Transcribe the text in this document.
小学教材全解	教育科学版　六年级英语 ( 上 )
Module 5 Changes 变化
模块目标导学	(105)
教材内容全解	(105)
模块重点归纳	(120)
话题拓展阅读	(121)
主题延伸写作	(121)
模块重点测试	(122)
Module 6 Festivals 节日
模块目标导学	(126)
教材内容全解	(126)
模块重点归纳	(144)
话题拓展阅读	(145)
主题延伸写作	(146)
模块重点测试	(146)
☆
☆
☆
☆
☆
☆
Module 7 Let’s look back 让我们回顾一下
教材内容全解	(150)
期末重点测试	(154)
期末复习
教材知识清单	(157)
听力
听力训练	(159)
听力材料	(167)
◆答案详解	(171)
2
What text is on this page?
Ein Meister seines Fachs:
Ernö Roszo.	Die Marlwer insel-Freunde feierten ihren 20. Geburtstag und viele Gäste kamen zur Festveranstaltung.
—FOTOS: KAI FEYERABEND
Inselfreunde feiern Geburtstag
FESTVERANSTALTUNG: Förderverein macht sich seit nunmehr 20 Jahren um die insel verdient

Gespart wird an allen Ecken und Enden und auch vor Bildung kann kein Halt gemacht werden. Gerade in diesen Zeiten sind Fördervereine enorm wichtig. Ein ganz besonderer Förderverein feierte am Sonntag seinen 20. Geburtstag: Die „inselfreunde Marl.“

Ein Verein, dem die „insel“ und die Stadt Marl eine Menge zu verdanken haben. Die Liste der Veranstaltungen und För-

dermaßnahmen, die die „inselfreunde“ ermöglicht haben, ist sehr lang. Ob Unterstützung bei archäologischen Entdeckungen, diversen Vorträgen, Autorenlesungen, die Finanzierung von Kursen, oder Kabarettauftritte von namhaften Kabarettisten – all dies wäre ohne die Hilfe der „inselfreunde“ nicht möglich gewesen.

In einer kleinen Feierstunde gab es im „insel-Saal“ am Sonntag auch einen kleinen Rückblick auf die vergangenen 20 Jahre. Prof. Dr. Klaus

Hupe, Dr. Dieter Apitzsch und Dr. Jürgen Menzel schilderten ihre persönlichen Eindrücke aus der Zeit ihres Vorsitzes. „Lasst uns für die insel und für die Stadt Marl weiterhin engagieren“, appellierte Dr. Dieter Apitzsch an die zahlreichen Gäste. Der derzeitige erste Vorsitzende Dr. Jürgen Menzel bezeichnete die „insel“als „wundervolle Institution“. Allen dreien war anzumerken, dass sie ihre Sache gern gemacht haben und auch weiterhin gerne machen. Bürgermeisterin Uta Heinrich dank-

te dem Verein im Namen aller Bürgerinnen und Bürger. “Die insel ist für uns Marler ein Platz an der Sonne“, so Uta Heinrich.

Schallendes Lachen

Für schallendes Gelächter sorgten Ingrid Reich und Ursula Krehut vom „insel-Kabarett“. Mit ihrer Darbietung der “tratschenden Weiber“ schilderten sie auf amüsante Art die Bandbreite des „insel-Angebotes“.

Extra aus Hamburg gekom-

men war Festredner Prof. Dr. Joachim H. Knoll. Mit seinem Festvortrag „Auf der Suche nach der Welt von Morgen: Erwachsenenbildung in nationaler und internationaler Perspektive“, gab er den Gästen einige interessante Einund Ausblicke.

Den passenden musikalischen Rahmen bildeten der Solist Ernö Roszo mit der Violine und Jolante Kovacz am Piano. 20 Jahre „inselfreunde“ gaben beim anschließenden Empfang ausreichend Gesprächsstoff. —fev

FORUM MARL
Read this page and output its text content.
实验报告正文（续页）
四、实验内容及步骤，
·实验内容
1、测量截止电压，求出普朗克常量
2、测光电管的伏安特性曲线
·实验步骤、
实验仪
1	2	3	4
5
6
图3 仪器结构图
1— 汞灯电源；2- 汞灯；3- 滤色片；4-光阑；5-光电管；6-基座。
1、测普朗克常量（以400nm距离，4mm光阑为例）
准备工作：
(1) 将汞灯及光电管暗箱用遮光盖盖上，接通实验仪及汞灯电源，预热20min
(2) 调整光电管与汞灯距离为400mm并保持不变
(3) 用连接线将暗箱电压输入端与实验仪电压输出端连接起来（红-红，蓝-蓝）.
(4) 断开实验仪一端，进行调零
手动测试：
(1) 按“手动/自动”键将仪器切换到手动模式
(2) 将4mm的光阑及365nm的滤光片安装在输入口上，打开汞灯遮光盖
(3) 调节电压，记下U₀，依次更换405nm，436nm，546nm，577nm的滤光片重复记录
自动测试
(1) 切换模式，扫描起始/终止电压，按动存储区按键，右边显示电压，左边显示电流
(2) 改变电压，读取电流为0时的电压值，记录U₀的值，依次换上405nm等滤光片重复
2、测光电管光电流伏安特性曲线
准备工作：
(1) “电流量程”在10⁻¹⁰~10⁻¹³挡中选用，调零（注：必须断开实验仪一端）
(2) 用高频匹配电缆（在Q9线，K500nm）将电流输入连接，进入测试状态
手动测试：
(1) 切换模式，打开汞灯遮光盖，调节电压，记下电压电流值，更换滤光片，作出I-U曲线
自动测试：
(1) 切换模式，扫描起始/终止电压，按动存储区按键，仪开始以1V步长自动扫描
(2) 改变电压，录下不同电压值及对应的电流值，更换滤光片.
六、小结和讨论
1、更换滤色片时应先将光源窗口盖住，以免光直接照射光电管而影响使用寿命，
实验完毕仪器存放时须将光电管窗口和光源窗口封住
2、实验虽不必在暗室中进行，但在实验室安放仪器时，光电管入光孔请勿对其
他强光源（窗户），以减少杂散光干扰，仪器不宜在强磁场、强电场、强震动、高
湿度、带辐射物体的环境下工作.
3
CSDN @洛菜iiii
- - - - -
## Problem details:
Identify the lines of the entries containing the string "打开汞灯遮光盖". Copy each such line.

## Output of the task:
(2) 将4mm的光阑及365nm的滤光片安装在输入口上，打开汞灯遮光盖
(1) 切换模式，打开汞灯遮光盖，调节电压，记下电压电流值，更换滤光片，作出I-U曲线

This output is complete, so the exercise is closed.